▶ [Given instruction]: Output each line of the material exactly as it stands.

++++++

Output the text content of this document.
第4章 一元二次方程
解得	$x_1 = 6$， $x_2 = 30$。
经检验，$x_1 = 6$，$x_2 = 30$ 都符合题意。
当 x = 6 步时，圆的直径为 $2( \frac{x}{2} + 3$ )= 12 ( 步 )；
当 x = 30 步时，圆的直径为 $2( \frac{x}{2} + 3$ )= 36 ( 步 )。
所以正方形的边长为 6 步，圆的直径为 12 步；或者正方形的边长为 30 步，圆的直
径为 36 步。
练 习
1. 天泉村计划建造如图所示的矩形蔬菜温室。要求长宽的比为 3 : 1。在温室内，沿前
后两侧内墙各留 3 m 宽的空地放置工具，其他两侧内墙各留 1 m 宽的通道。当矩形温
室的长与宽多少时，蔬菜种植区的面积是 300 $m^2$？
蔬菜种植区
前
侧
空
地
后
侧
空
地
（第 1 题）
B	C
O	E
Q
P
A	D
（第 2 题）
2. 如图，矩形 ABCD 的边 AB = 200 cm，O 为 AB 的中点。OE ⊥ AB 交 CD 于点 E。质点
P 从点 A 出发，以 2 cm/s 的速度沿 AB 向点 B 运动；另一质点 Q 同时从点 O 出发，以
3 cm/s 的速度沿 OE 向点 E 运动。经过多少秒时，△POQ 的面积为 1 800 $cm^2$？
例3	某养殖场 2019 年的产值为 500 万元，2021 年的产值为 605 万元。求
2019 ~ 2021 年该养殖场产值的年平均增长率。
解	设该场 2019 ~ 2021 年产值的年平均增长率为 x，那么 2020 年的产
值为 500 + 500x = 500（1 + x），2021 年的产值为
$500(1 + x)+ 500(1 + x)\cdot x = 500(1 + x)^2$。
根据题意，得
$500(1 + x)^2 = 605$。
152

++++++

▶ [Task result]:
Output the text content of this document.
第4章 一元二次方程
解得	$x_1 = 6$， $x_2 = 30$。
经检验，$x_1 = 6$，$x_2 = 30$ 都符合题意。
当 x = 6 步时，圆的直径为 $2( \frac{x}{2} + 3$ )= 12 ( 步 )；
当 x = 30 步时，圆的直径为 $2( \frac{x}{2} + 3$ )= 36 ( 步 )。
所以正方形的边长为 6 步，圆的直径为 12 步；或者正方形的边长为 30 步，圆的直
径为 36 步。
练 习
1. 天泉村计划建造如图所示的矩形蔬菜温室。要求长宽的比为 3 : 1。在温室内，沿前
后两侧内墙各留 3 m 宽的空地放置工具，其他两侧内墙各留 1 m 宽的通道。当矩形温
室的长与宽多少时，蔬菜种植区的面积是 300 $m^2$？
蔬菜种植区
前
侧
空
地
后
侧
空
地
（第 1 题）
B	C
O	E
Q
P
A	D
（第 2 题）
2. 如图，矩形 ABCD 的边 AB = 200 cm，O 为 AB 的中点。OE ⊥ AB 交 CD 于点 E。质点
P 从点 A 出发，以 2 cm/s 的速度沿 AB 向点 B 运动；另一质点 Q 同时从点 O 出发，以
3 cm/s 的速度沿 OE 向点 E 运动。经过多少秒时，△POQ 的面积为 1 800 $cm^2$？
例3	某养殖场 2019 年的产值为 500 万元，2021 年的产值为 605 万元。求
2019 ~ 2021 年该养殖场产值的年平均增长率。
解	设该场 2019 ~ 2021 年产值的年平均增长率为 x，那么 2020 年的产
值为 500 + 500x = 500（1 + x），2021 年的产值为
$500(1 + x)+ 500(1 + x)\cdot x = 500(1 + x)^2$。
根据题意，得
$500(1 + x)^2 = 605$。
152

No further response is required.